-- START Provided entries --

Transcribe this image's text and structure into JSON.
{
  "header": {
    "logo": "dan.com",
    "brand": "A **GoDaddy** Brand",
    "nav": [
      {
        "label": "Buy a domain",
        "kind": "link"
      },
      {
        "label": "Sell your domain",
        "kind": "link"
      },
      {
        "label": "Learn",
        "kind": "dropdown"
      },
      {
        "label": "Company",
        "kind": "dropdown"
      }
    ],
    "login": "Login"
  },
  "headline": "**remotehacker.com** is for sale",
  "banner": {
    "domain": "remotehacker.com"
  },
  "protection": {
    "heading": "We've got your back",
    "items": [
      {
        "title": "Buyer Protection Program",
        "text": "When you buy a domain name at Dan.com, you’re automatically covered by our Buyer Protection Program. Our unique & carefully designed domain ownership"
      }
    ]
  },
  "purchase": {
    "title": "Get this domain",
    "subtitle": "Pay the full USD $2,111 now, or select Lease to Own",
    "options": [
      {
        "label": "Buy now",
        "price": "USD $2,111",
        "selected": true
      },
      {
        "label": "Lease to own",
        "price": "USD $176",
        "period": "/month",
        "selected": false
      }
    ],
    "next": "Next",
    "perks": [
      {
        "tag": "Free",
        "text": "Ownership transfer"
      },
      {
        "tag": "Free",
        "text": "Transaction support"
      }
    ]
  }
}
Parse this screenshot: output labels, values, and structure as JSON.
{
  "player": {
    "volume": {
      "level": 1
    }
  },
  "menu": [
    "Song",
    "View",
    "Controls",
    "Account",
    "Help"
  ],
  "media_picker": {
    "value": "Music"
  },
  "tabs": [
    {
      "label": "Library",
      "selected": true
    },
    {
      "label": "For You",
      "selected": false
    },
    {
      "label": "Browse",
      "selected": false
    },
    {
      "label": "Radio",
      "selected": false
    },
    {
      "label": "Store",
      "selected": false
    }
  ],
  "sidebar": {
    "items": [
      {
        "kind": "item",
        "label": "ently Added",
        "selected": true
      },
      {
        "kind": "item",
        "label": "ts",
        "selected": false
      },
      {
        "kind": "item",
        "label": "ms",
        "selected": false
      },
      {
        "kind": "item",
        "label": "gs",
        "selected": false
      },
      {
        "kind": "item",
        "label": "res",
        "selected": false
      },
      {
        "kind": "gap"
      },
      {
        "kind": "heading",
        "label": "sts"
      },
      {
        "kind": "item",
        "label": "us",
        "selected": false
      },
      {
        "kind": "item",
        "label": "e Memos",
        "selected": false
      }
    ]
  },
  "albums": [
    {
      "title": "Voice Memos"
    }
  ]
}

-- END Provided entries --

Description of the task: The records above must be repeated exactly, every one of them.

Task response:
Transcribe this image's text and structure into JSON.
{
  "header": {
    "logo": "dan.com",
    "brand": "A **GoDaddy** Brand",
    "nav": [
      {
        "label": "Buy a domain",
        "kind": "link"
      },
      {
        "label": "Sell your domain",
        "kind": "link"
      },
      {
        "label": "Learn",
        "kind": "dropdown"
      },
      {
        "label": "Company",
        "kind": "dropdown"
      }
    ],
    "login": "Login"
  },
  "headline": "**remotehacker.com** is for sale",
  "banner": {
    "domain": "remotehacker.com"
  },
  "protection": {
    "heading": "We've got your back",
    "items": [
      {
        "title": "Buyer Protection Program",
        "text": "When you buy a domain name at Dan.com, you’re automatically covered by our Buyer Protection Program. Our unique & carefully designed domain ownership"
      }
    ]
  },
  "purchase": {
    "title": "Get this domain",
    "subtitle": "Pay the full USD $2,111 now, or select Lease to Own",
    "options": [
      {
        "label": "Buy now",
        "price": "USD $2,111",
        "selected": true
      },
      {
        "label": "Lease to own",
        "price": "USD $176",
        "period": "/month",
        "selected": false
      }
    ],
    "next": "Next",
    "perks": [
      {
        "tag": "Free",
        "text": "Ownership transfer"
      },
      {
        "tag": "Free",
        "text": "Transaction support"
      }
    ]
  }
}
Parse this screenshot: output labels, values, and structure as JSON.
{
  "player": {
    "volume": {
      "level": 1
    }
  },
  "menu": [
    "Song",
    "View",
    "Controls",
    "Account",
    "Help"
  ],
  "media_picker": {
    "value": "Music"
  },
  "tabs": [
    {
      "label": "Library",
      "selected": true
    },
    {
      "label": "For You",
      "selected": false
    },
    {
      "label": "Browse",
      "selected": false
    },
    {
      "label": "Radio",
      "selected": false
    },
    {
      "label": "Store",
      "selected": false
    }
  ],
  "sidebar": {
    "items": [
      {
        "kind": "item",
        "label": "ently Added",
        "selected": true
      },
      {
        "kind": "item",
        "label": "ts",
        "selected": false
      },
      {
        "kind": "item",
        "label": "ms",
        "selected": false
      },
      {
        "kind": "item",
        "label": "gs",
        "selected": false
      },
      {
        "kind": "item",
        "label": "res",
        "selected": false
      },
      {
        "kind": "gap"
      },
      {
        "kind": "heading",
        "label": "sts"
      },
      {
        "kind": "item",
        "label": "us",
        "selected": false
      },
      {
        "kind": "item",
        "label": "e Memos",
        "selected": false
      }
    ]
  },
  "albums": [
    {
      "title": "Voice Memos"
    }
  ]
}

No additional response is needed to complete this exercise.